## START

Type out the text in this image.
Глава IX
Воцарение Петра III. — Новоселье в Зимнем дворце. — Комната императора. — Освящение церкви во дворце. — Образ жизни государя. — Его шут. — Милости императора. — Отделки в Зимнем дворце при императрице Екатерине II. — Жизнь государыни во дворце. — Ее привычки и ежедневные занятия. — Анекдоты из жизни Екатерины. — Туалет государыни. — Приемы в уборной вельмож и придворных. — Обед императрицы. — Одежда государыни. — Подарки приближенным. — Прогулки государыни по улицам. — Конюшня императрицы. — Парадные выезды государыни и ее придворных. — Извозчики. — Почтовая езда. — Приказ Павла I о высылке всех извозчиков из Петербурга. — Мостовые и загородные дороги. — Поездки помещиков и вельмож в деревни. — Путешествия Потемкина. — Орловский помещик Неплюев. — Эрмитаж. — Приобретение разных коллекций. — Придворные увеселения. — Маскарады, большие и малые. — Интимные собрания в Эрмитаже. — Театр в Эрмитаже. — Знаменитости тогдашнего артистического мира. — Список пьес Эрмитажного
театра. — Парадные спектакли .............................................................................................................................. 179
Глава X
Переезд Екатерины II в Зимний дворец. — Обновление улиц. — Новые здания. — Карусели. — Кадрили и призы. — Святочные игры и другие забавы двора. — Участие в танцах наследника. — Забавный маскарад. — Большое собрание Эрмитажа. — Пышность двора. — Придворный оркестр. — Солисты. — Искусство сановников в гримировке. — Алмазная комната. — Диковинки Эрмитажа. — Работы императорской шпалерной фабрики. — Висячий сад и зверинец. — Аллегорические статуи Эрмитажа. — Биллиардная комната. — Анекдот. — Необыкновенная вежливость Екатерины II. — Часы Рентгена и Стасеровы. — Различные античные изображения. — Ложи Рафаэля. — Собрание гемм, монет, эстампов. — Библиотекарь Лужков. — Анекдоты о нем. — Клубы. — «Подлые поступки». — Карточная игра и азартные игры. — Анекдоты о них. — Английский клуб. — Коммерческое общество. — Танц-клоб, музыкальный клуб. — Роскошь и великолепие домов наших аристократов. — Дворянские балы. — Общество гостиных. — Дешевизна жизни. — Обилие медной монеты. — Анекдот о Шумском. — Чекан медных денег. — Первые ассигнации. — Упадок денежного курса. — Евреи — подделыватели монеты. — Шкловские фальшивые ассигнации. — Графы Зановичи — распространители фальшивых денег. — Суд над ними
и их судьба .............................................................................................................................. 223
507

## END

▸ **Problem details**
Only lines with "Парадные" are wanted here; list each of them.

▸ **Task answer**
Воцарение Петра III. — Новоселье в Зимнем дворце. — Комната императора. — Освящение церкви во дворце. — Образ жизни государя. — Его шут. — Милости императора. — Отделки в Зимнем дворце при императрице Екатерине II. — Жизнь государыни во дворце. — Ее привычки и ежедневные занятия. — Анекдоты из жизни Екатерины. — Туалет государыни. — Приемы в уборной вельмож и придворных. — Обед императрицы. — Одежда государыни. — Подарки приближенным. — Прогулки государыни по улицам. — Конюшня императрицы. — Парадные выезды государыни и ее придворных. — Извозчики. — Почтовая езда. — Приказ Павла I о высылке всех извозчиков из Петербурга. — Мостовые и загородные дороги. — Поездки помещиков и вельмож в деревни. — Путешествия Потемкина. — Орловский помещик Неплюев. — Эрмитаж. — Приобретение разных коллекций. — Придворные увеселения. — Маскарады, большие и малые. — Интимные собрания в Эрмитаже. — Театр в Эрмитаже. — Знаменитости тогдашнего артистического мира. — Список пьес Эрмитажного
театра. — Парадные спектакли .............................................................................................................................. 179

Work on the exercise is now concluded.